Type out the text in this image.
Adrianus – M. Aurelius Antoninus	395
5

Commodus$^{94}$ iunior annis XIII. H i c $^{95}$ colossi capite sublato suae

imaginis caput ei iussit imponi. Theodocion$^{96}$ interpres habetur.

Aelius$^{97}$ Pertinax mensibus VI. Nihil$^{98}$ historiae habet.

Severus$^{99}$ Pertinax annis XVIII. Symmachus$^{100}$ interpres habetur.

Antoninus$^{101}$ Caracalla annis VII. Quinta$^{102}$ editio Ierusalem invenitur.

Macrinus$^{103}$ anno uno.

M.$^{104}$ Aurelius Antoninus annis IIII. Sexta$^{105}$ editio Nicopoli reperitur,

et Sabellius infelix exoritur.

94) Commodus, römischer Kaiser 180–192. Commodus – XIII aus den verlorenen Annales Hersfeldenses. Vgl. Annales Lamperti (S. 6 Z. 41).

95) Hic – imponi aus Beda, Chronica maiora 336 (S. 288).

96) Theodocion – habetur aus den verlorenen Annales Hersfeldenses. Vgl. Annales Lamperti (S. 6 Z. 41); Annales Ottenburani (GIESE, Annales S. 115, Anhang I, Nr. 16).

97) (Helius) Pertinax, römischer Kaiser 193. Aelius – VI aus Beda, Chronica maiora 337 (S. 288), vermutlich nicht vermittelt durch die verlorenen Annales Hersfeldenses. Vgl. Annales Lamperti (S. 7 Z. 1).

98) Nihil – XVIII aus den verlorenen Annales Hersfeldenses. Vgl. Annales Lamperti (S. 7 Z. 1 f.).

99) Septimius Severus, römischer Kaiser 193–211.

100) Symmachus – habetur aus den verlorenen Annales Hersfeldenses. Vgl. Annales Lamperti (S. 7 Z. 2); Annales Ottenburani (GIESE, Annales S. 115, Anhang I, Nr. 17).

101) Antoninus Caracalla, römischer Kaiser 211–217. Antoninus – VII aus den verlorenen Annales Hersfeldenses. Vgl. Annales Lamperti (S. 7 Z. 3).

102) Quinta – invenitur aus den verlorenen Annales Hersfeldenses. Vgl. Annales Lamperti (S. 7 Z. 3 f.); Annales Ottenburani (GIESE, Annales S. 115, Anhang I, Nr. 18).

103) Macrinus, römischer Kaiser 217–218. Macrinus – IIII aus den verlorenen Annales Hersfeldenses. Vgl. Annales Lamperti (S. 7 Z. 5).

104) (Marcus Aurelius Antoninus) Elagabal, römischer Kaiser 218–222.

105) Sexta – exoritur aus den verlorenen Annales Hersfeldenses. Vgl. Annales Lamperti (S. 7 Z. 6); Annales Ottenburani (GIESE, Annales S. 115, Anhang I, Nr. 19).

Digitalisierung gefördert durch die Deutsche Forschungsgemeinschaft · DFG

→ Description of the task
Collect from the data above every line that includes "XVIII".

→ Correct response
Severus$^{99}$ Pertinax annis XVIII. Symmachus$^{100}$ interpres habetur.
98) Nihil – XVIII aus den verlorenen Annales Hersfeldenses. Vgl. Annales Lamperti (S. 7 Z. 1 f.).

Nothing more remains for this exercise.